= Information shown =

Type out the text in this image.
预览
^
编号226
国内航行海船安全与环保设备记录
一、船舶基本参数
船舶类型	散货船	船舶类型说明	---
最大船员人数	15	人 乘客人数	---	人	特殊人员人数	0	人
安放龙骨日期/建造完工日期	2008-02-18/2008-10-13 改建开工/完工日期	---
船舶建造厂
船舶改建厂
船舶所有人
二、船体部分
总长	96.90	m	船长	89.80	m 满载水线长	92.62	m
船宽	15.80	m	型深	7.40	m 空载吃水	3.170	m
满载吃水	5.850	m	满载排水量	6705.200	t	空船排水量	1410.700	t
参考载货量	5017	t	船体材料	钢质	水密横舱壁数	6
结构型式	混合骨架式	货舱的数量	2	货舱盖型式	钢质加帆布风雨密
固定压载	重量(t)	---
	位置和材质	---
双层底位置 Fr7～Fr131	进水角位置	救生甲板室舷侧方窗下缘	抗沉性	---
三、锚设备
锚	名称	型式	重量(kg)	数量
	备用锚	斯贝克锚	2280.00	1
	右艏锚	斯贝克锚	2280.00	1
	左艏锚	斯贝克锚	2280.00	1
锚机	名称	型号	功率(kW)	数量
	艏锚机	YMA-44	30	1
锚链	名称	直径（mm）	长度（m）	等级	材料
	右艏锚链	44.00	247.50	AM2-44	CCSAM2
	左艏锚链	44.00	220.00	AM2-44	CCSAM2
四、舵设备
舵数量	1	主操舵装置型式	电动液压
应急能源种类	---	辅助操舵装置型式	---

= Request =
Restate the listing in full, word for word.

= Response =
Type out the text in this image.
预览
^
编号226
国内航行海船安全与环保设备记录
一、船舶基本参数
船舶类型	散货船	船舶类型说明	---
最大船员人数	15	人 乘客人数	---	人	特殊人员人数	0	人
安放龙骨日期/建造完工日期	2008-02-18/2008-10-13 改建开工/完工日期	---
船舶建造厂
船舶改建厂
船舶所有人
二、船体部分
总长	96.90	m	船长	89.80	m 满载水线长	92.62	m
船宽	15.80	m	型深	7.40	m 空载吃水	3.170	m
满载吃水	5.850	m	满载排水量	6705.200	t	空船排水量	1410.700	t
参考载货量	5017	t	船体材料	钢质	水密横舱壁数	6
结构型式	混合骨架式	货舱的数量	2	货舱盖型式	钢质加帆布风雨密
固定压载	重量(t)	---
	位置和材质	---
双层底位置 Fr7～Fr131	进水角位置	救生甲板室舷侧方窗下缘	抗沉性	---
三、锚设备
锚	名称	型式	重量(kg)	数量
	备用锚	斯贝克锚	2280.00	1
	右艏锚	斯贝克锚	2280.00	1
	左艏锚	斯贝克锚	2280.00	1
锚机	名称	型号	功率(kW)	数量
	艏锚机	YMA-44	30	1
锚链	名称	直径（mm）	长度（m）	等级	材料
	右艏锚链	44.00	247.50	AM2-44	CCSAM2
	左艏锚链	44.00	220.00	AM2-44	CCSAM2
四、舵设备
舵数量	1	主操舵装置型式	电动液压
应急能源种类	---	辅助操舵装置型式	---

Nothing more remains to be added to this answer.